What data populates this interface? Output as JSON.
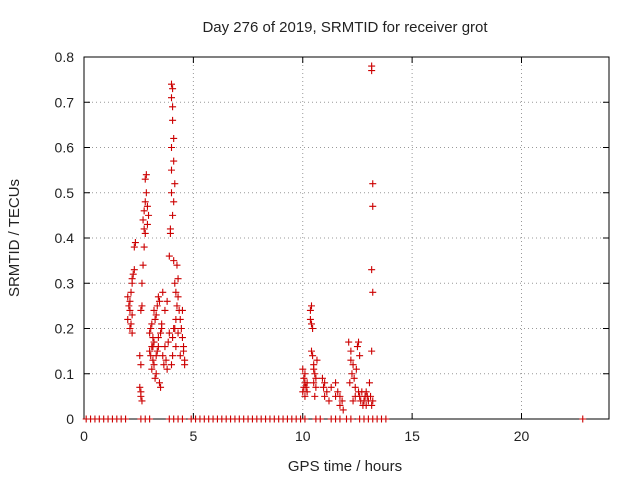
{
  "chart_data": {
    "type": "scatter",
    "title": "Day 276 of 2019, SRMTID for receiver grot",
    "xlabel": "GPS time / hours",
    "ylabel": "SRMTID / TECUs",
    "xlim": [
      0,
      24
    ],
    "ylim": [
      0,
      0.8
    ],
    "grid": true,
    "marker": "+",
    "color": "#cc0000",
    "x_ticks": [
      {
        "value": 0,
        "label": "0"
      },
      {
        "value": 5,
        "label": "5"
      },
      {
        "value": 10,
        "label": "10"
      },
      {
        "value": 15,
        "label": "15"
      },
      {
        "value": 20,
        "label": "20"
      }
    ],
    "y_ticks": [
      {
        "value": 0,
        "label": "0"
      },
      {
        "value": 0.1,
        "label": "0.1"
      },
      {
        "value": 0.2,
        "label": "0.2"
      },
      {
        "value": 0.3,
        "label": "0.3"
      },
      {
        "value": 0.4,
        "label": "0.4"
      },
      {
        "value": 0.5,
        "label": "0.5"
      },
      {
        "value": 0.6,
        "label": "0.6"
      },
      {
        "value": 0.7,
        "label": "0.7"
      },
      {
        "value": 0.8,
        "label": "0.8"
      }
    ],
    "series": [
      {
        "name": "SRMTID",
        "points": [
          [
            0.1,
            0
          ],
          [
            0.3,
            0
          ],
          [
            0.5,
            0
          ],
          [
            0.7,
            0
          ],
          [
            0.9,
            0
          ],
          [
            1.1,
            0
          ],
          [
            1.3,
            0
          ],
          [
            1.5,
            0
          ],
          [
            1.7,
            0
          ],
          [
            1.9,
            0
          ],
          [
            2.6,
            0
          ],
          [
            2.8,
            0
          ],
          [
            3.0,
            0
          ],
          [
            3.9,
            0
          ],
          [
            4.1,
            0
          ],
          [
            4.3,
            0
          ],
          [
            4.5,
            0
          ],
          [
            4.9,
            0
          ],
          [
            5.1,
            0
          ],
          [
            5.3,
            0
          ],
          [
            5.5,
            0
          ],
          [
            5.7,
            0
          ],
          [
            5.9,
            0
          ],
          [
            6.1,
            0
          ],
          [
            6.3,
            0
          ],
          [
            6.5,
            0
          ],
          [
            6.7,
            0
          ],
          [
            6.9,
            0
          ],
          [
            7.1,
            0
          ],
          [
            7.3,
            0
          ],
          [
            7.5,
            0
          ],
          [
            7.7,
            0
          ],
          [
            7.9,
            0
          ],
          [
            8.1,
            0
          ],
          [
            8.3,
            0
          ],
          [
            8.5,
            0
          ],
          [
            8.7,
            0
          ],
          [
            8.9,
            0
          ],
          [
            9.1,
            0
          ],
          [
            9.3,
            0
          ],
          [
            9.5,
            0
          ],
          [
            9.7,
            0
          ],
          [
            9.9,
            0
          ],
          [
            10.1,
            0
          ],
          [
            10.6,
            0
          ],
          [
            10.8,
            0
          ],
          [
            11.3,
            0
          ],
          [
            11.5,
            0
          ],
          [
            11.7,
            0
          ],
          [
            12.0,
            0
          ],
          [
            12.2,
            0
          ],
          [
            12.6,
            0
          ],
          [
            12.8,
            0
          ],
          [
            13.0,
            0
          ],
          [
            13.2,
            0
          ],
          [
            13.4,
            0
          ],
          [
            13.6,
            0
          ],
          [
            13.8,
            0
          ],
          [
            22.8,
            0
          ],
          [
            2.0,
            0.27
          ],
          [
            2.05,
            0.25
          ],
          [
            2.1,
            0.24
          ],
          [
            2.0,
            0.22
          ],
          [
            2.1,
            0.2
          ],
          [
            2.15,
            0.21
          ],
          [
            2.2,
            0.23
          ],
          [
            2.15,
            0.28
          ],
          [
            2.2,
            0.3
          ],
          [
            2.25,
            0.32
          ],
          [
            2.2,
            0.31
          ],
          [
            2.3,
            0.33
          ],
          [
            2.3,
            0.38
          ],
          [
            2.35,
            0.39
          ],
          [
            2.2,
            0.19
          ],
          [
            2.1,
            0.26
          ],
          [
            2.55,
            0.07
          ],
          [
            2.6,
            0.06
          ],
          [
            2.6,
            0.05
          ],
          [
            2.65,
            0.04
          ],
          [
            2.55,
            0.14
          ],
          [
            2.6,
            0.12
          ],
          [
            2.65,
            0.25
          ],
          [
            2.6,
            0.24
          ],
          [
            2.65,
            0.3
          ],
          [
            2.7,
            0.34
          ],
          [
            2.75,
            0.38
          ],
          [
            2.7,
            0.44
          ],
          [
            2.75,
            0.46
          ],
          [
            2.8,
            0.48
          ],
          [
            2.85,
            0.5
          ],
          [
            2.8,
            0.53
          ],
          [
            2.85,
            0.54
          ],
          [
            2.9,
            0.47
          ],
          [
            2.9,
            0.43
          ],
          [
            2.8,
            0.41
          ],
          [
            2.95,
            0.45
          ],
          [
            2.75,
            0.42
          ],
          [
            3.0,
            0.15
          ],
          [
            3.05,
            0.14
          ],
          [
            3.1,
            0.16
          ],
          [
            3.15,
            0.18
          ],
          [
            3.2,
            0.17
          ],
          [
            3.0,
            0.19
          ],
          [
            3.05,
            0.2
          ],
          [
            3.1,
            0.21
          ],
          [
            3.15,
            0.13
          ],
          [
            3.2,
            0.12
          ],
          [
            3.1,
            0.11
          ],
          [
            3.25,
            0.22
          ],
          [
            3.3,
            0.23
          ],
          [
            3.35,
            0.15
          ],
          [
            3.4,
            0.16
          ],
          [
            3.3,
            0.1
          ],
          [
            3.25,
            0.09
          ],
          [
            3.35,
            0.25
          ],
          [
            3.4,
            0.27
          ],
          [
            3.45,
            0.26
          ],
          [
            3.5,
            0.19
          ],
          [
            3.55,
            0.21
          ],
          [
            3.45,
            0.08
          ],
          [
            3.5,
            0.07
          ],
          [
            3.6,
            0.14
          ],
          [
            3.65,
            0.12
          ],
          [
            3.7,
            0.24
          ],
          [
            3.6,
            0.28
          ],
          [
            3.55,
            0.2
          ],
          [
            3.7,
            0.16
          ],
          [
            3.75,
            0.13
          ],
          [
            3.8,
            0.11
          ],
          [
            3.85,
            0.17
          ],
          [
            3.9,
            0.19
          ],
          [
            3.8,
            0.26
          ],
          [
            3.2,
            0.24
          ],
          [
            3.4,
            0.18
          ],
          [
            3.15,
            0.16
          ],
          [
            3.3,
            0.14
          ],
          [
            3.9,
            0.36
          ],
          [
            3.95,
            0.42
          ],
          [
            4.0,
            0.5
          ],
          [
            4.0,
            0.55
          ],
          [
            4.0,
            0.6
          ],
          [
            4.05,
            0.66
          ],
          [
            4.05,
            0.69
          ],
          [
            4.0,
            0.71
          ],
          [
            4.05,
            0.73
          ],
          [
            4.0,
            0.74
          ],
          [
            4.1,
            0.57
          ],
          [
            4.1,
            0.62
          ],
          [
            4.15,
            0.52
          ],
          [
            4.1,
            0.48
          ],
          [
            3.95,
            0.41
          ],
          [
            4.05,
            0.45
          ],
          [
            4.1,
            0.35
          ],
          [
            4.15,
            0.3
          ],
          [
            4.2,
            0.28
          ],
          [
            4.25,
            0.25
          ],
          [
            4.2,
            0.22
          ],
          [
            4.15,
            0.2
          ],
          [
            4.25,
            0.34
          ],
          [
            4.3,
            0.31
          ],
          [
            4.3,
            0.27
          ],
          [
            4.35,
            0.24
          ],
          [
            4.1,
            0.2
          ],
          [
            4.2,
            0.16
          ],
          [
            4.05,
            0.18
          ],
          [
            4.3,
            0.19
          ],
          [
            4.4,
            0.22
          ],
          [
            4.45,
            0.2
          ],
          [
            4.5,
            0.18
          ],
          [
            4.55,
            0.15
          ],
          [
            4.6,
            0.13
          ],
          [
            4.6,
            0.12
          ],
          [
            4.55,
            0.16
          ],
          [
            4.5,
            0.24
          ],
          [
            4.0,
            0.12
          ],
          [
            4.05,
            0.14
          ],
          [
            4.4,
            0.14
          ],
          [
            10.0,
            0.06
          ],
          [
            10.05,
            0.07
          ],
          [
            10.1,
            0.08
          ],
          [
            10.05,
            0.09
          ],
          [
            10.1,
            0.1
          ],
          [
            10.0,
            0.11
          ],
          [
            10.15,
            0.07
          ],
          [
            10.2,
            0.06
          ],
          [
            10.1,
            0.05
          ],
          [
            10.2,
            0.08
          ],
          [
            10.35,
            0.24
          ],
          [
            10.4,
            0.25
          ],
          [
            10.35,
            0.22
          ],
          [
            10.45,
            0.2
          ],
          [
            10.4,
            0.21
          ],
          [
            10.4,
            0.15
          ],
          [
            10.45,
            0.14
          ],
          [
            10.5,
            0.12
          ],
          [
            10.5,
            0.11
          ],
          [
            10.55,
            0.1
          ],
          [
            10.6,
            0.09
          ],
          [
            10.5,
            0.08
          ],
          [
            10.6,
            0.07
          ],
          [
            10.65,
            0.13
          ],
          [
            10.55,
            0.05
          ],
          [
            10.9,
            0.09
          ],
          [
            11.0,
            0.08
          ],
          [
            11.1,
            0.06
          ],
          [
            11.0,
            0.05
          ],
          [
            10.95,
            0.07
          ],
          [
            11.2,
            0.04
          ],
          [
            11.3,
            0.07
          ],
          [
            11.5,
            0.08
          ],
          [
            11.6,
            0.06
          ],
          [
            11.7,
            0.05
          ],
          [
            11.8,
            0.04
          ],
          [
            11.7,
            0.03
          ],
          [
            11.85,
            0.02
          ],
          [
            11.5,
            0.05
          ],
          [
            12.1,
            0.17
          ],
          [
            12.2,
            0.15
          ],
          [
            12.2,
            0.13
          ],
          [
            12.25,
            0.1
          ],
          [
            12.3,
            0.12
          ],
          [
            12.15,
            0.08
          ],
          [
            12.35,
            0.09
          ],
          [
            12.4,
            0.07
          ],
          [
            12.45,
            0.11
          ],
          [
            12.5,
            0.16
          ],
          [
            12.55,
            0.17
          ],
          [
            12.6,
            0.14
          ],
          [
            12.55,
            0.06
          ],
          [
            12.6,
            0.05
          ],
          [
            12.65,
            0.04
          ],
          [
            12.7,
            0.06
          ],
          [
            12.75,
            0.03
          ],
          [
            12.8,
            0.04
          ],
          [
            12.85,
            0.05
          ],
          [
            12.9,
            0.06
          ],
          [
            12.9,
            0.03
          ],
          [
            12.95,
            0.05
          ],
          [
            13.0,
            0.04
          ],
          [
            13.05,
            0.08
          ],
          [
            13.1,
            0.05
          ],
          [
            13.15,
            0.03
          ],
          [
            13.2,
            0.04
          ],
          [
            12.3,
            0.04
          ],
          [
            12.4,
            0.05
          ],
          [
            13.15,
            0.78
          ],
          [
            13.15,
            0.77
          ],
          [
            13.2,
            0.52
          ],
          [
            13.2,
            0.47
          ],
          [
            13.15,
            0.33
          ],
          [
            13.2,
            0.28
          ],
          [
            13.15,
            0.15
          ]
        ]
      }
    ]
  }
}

* * *

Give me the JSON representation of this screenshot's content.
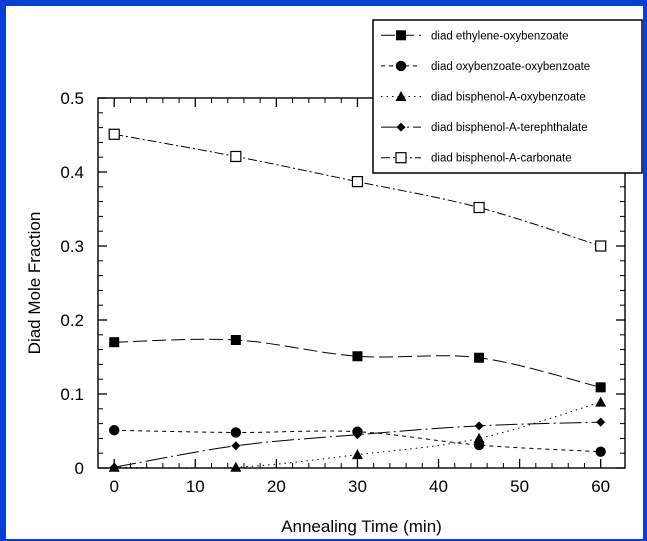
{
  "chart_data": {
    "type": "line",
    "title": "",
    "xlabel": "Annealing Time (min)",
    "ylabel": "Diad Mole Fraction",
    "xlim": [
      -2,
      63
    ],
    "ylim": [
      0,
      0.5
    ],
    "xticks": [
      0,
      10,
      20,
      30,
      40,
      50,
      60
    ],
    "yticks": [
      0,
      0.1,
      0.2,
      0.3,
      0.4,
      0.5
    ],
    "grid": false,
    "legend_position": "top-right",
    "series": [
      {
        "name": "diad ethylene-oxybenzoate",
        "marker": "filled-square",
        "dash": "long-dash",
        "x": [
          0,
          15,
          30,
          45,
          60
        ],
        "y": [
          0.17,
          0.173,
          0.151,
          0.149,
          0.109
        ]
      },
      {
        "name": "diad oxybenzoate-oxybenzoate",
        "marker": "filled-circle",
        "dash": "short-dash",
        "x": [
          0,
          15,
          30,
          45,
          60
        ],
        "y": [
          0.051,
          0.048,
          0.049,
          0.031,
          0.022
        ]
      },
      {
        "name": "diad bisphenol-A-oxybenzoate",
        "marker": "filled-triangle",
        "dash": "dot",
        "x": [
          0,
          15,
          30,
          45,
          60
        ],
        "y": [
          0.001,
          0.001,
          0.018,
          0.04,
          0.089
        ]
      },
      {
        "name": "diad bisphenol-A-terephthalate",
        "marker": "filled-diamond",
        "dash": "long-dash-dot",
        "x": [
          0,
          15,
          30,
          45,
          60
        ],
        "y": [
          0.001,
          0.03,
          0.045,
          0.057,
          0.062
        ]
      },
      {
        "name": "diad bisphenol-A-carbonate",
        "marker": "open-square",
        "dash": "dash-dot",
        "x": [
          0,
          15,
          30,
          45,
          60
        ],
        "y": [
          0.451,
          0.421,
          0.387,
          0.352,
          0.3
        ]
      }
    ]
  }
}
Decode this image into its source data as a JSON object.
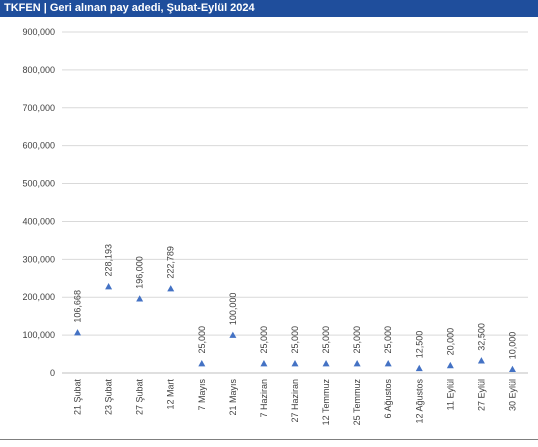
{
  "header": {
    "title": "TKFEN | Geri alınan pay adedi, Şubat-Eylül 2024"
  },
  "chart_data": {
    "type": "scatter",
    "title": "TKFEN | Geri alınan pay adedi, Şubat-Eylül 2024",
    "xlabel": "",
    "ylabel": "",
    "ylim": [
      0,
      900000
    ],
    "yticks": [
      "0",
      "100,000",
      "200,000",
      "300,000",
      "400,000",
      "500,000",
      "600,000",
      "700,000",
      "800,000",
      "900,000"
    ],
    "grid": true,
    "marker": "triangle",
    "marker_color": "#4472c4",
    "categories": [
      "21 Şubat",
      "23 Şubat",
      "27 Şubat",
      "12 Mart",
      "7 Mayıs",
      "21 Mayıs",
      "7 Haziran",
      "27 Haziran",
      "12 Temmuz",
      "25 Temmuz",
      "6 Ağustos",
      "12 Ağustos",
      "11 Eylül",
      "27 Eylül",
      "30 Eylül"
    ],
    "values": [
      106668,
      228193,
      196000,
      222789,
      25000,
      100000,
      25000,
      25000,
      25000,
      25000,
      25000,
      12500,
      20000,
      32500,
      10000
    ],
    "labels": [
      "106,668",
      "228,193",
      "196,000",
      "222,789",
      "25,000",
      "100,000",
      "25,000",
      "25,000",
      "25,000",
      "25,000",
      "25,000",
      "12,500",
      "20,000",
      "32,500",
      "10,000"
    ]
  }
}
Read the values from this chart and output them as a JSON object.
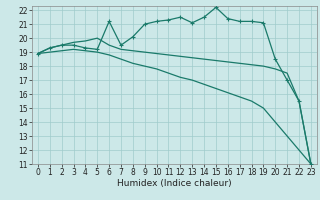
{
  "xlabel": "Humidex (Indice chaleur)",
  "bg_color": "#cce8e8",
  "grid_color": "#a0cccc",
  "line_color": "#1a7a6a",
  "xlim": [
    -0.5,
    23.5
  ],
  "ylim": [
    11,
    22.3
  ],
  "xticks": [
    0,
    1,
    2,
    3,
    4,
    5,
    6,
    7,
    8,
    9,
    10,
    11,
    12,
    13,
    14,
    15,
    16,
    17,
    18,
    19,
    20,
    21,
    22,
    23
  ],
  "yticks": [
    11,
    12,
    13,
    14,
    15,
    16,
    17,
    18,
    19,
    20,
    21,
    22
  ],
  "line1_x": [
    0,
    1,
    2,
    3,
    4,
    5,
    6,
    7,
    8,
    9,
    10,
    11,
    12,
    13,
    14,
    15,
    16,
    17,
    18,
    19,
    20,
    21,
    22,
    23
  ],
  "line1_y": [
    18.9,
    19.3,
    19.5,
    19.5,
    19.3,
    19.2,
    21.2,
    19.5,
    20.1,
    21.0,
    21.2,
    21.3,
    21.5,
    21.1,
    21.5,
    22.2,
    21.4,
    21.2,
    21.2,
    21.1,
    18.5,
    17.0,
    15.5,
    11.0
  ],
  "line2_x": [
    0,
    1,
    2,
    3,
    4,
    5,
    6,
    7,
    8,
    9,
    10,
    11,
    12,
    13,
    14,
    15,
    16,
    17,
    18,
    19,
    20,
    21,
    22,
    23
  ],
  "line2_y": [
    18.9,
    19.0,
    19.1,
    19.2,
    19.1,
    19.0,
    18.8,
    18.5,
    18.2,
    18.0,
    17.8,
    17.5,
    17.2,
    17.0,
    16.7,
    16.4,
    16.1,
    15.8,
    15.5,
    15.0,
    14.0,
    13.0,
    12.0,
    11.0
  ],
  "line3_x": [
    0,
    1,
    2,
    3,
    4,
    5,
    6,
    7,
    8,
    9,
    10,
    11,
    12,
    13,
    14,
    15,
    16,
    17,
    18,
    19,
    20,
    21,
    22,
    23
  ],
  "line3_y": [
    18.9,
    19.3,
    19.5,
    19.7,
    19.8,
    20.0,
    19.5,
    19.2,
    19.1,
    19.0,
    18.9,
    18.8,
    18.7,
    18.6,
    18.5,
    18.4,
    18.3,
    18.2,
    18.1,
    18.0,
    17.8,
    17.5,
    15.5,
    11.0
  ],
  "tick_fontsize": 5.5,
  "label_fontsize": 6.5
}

GIVEN INSTRUCTION: Copy each line that holds the word "square".

TASK ANSWER:
        "marker": "filled-square",
        "marker": "open-square",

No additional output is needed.